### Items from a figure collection
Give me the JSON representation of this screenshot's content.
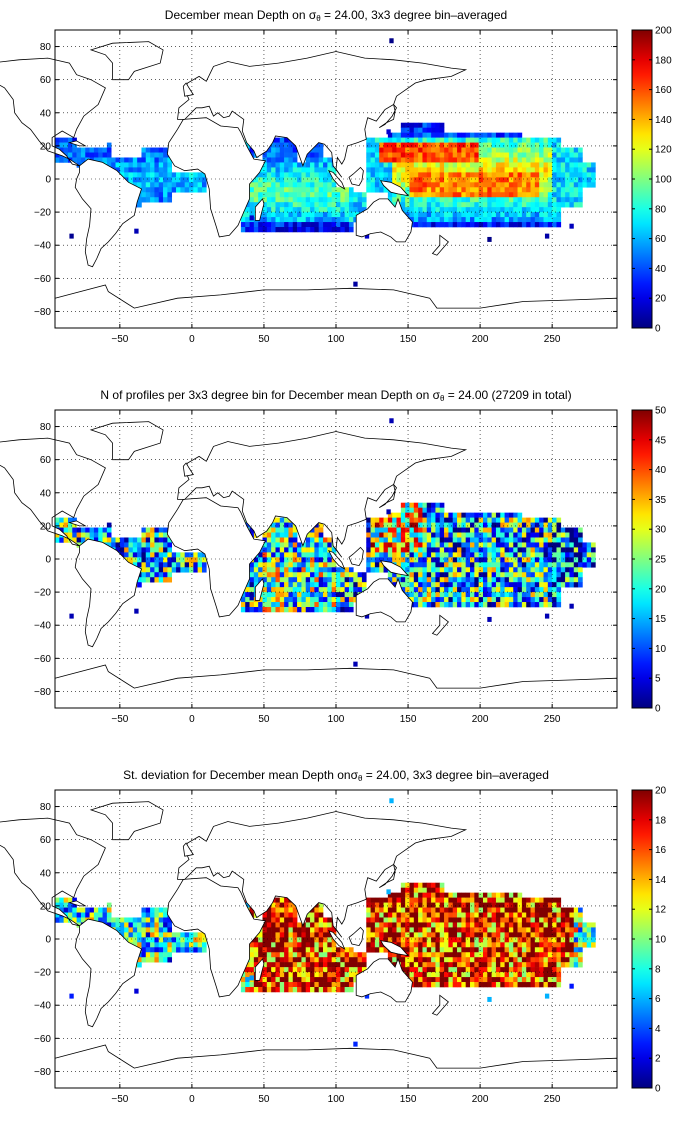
{
  "panels": [
    {
      "title_pre": "December mean Depth on ",
      "title_sym": "σ",
      "title_sub": "θ",
      "title_post": " = 24.00, 3x3 degree bin–averaged",
      "colorbar": {
        "min": 0,
        "max": 200,
        "ticks": [
          "0",
          "20",
          "40",
          "60",
          "80",
          "100",
          "120",
          "140",
          "160",
          "180",
          "200"
        ]
      },
      "field": "depth"
    },
    {
      "title_pre": "N of profiles per 3x3 degree bin for December mean Depth on ",
      "title_sym": "σ",
      "title_sub": "θ",
      "title_post": " = 24.00 (27209 in total)",
      "colorbar": {
        "min": 0,
        "max": 50,
        "ticks": [
          "0",
          "5",
          "10",
          "15",
          "20",
          "25",
          "30",
          "35",
          "40",
          "45",
          "50"
        ]
      },
      "field": "count"
    },
    {
      "title_pre": "St. deviation for December mean Depth on",
      "title_sym": "σ",
      "title_sub": "θ",
      "title_post": " = 24.00, 3x3 degree bin–averaged",
      "colorbar": {
        "min": 0,
        "max": 20,
        "ticks": [
          "0",
          "2",
          "4",
          "6",
          "8",
          "10",
          "12",
          "14",
          "16",
          "18",
          "20"
        ]
      },
      "field": "std"
    }
  ],
  "map": {
    "xticks": [
      "-50",
      "0",
      "50",
      "100",
      "150",
      "200",
      "250"
    ],
    "yticks": [
      "80",
      "60",
      "40",
      "20",
      "0",
      "-20",
      "-40",
      "-60",
      "-80"
    ],
    "colormap": "jet",
    "grid": "dotted"
  }
}
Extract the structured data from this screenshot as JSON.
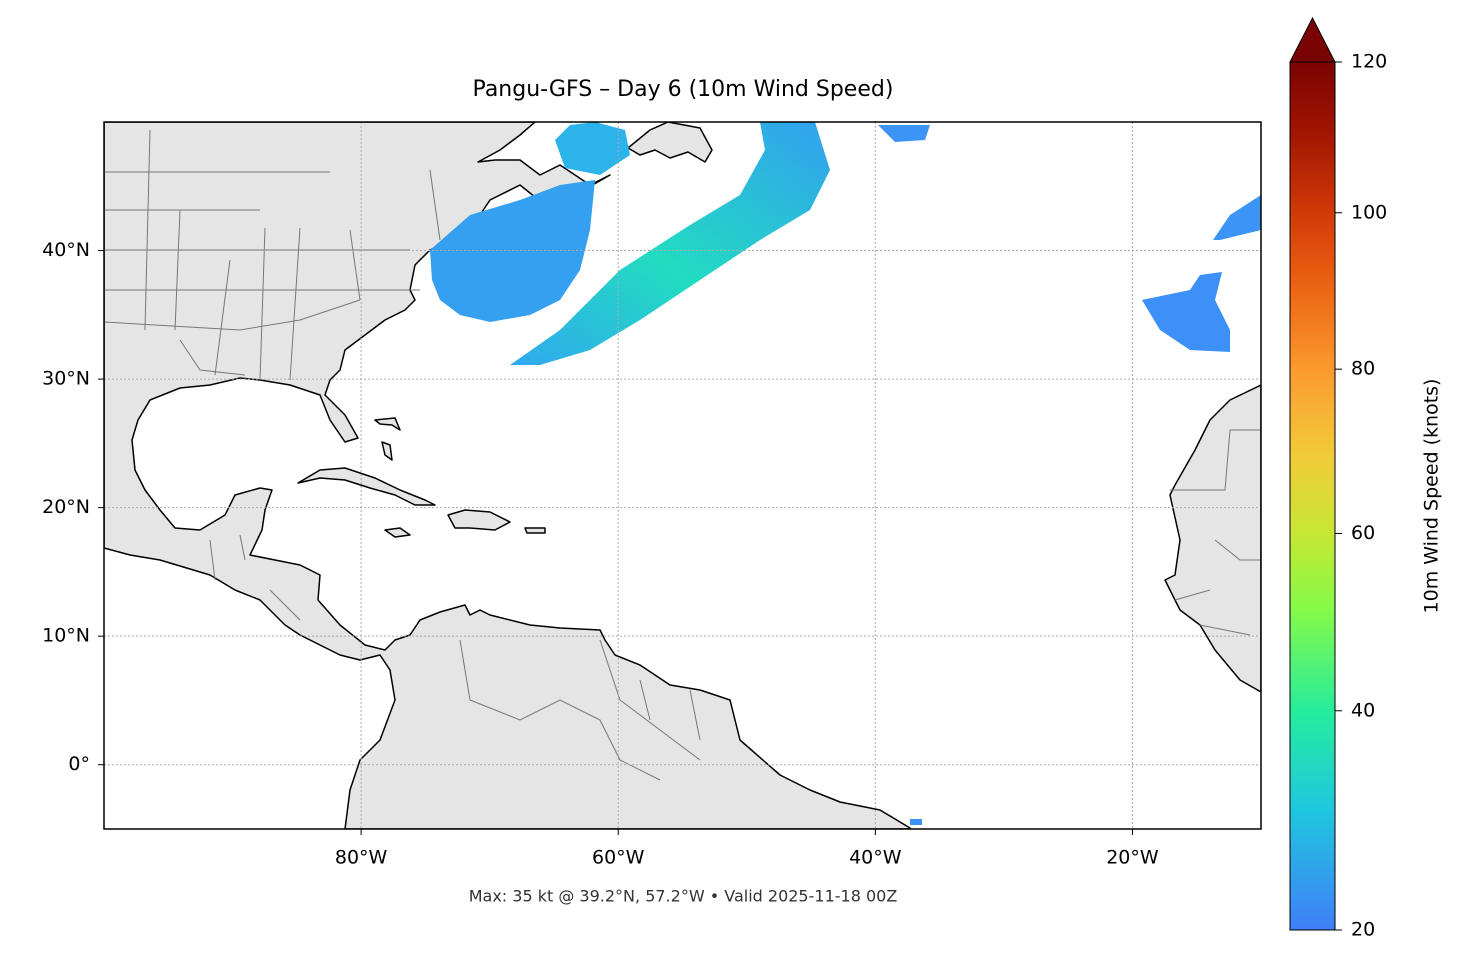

### GIVEN INSTRUCTION
Take every line from the data that contains the word "mean".

### EXERCISE OUTPUT
      "title_pre": "December mean Depth on ",
      "title_pre": "N of profiles per 3x3 degree bin for December mean Depth on ",
      "title_pre": "St. deviation for December mean Depth on",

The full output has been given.